* Exercise objective
In the records below, pick out all lines containing the word "outline".

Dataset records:
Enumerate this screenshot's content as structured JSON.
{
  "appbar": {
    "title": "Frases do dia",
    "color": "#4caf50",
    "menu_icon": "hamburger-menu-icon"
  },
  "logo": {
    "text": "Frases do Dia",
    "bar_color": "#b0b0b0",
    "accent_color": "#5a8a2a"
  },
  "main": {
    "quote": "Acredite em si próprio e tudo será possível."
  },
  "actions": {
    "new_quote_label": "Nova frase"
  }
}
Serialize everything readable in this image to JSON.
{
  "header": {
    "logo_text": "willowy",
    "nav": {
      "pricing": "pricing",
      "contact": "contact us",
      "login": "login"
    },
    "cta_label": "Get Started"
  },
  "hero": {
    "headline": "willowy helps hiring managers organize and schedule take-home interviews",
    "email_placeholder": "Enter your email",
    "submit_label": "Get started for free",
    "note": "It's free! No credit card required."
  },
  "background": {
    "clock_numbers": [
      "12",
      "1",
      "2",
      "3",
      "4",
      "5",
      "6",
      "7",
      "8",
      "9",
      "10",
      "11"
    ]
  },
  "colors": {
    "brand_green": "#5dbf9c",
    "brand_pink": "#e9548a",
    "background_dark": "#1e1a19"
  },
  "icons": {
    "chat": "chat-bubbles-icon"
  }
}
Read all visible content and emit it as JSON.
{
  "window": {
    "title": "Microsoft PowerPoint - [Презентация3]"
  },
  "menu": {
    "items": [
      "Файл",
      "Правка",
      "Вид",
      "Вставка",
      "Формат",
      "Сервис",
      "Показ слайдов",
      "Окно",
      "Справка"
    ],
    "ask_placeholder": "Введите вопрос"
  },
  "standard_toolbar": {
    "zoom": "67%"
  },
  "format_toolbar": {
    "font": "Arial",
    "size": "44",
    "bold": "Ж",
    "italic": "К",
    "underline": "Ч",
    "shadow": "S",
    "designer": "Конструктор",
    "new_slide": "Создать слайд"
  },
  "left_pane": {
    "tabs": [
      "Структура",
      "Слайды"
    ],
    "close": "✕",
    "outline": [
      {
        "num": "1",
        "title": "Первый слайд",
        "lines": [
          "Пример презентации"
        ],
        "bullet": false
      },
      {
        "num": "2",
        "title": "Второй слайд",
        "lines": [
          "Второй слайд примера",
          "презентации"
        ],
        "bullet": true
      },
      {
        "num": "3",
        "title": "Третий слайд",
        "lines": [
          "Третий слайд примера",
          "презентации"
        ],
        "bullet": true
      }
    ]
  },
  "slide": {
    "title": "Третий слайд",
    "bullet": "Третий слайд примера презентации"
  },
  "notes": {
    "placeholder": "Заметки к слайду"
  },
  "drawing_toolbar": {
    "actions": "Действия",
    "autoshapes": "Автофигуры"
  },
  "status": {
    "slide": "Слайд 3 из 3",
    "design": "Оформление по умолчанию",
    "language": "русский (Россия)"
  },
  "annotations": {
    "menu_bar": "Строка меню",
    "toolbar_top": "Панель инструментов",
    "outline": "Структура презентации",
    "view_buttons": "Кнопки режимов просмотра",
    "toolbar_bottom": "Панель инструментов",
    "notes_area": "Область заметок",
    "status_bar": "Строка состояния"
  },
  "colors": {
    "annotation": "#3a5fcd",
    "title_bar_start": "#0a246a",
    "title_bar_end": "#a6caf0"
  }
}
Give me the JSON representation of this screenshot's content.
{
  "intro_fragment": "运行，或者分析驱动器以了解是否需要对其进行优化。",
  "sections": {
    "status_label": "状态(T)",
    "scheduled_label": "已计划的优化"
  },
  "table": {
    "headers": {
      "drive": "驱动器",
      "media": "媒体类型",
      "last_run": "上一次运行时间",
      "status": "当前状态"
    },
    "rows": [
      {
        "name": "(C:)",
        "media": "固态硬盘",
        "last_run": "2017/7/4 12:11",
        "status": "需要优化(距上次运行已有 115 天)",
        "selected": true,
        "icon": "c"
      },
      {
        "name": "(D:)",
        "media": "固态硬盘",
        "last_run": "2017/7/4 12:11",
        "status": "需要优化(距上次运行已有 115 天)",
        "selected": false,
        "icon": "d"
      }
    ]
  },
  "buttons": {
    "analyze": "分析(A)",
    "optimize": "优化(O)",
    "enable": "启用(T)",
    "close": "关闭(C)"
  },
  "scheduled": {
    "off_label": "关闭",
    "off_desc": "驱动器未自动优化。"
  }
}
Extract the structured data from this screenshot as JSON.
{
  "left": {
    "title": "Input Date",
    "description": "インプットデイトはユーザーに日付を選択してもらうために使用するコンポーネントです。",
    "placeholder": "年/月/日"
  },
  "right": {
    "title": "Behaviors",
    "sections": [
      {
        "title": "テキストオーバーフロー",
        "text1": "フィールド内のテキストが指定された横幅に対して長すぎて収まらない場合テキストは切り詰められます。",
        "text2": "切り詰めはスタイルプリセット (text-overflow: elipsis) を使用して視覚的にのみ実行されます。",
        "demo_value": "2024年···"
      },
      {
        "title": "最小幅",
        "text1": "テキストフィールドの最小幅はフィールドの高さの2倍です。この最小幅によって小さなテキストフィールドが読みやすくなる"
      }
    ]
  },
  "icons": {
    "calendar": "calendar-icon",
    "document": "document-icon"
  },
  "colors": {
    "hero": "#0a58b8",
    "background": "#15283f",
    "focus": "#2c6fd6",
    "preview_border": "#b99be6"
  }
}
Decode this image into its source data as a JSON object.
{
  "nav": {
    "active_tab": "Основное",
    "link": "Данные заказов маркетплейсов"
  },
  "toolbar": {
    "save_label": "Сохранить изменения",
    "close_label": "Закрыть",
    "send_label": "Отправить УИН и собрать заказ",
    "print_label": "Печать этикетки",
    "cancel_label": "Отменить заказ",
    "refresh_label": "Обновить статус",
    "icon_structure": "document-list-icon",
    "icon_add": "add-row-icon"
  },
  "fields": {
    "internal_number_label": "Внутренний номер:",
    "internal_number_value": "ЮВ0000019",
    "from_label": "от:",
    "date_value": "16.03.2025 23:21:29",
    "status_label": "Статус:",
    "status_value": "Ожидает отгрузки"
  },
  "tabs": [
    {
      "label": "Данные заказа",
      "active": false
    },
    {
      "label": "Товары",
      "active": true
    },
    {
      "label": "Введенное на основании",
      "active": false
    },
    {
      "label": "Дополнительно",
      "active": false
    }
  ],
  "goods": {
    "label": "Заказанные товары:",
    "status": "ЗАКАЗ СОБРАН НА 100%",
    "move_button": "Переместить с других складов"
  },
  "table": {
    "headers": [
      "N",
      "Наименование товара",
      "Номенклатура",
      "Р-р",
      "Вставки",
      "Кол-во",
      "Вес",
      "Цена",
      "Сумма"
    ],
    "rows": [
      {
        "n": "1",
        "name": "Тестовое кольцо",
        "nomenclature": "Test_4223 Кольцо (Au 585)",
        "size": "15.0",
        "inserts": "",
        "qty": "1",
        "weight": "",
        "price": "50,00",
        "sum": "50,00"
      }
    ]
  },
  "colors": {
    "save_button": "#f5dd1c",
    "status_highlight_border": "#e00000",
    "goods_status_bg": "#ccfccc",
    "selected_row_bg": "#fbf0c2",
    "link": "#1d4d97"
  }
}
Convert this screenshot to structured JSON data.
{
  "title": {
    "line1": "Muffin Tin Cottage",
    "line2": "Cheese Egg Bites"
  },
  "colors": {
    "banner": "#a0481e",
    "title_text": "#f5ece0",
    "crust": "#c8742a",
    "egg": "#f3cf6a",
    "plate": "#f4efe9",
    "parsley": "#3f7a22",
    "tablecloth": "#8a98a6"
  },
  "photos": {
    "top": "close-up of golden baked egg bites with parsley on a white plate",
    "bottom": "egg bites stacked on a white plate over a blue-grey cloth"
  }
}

* Result
    "outline": [
    "outline": "Структура презентации",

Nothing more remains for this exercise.